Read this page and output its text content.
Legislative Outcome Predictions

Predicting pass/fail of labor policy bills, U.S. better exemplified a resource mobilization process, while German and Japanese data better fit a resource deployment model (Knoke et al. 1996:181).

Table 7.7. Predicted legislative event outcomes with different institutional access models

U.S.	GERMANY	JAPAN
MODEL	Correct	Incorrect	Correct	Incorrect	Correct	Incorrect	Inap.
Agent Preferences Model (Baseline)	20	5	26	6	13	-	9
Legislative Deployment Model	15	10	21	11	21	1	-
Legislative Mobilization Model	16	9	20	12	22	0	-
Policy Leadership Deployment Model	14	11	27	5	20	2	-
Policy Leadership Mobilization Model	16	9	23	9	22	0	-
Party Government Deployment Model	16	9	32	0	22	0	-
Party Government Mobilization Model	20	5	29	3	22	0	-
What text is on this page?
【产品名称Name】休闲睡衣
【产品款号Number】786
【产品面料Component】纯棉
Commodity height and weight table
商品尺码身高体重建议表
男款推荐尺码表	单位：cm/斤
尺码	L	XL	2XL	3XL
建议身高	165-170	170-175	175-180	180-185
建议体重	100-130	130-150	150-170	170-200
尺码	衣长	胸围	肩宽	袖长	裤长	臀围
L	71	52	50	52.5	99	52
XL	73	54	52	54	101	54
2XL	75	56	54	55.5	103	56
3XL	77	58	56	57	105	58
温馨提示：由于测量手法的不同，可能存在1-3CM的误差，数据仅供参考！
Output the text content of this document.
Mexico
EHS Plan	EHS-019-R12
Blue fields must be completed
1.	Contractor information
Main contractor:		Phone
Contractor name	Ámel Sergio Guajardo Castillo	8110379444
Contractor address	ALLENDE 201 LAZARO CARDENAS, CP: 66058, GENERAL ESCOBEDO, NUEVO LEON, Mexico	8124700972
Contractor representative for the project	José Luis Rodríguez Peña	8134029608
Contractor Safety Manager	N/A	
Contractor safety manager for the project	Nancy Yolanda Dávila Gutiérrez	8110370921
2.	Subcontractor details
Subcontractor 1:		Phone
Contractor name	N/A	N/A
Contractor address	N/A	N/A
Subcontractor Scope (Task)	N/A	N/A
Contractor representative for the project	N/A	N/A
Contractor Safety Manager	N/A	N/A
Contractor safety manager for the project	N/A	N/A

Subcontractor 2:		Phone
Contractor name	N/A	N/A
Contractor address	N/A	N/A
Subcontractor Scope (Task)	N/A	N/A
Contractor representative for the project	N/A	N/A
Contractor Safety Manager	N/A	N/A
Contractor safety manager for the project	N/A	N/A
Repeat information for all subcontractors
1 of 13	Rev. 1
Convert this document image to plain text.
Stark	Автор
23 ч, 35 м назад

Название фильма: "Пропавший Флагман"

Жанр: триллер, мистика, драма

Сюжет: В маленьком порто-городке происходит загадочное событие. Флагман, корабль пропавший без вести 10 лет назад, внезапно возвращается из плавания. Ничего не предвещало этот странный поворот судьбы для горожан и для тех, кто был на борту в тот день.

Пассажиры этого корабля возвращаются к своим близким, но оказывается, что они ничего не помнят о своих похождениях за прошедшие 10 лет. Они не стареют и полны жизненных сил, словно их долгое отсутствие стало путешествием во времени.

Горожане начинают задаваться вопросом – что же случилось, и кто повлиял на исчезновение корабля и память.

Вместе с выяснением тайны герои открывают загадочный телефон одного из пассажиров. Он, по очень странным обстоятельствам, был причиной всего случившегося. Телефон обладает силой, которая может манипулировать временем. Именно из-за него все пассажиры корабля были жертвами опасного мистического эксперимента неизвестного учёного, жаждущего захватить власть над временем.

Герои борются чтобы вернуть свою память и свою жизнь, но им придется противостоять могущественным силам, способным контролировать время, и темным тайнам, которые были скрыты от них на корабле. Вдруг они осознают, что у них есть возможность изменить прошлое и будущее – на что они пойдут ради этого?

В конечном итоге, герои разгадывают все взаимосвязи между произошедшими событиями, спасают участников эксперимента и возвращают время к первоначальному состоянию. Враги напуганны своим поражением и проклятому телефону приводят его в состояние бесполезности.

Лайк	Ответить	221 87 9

--------------------------------

◆ GOAL ◆
Return from the data every line that holds "Party".

◆ WRITTEN REPLY ◆
Party Government Deployment Model	16	9	32	0	22	0	-
Party Government Mobilization Model	20	5	29	3	22	0	-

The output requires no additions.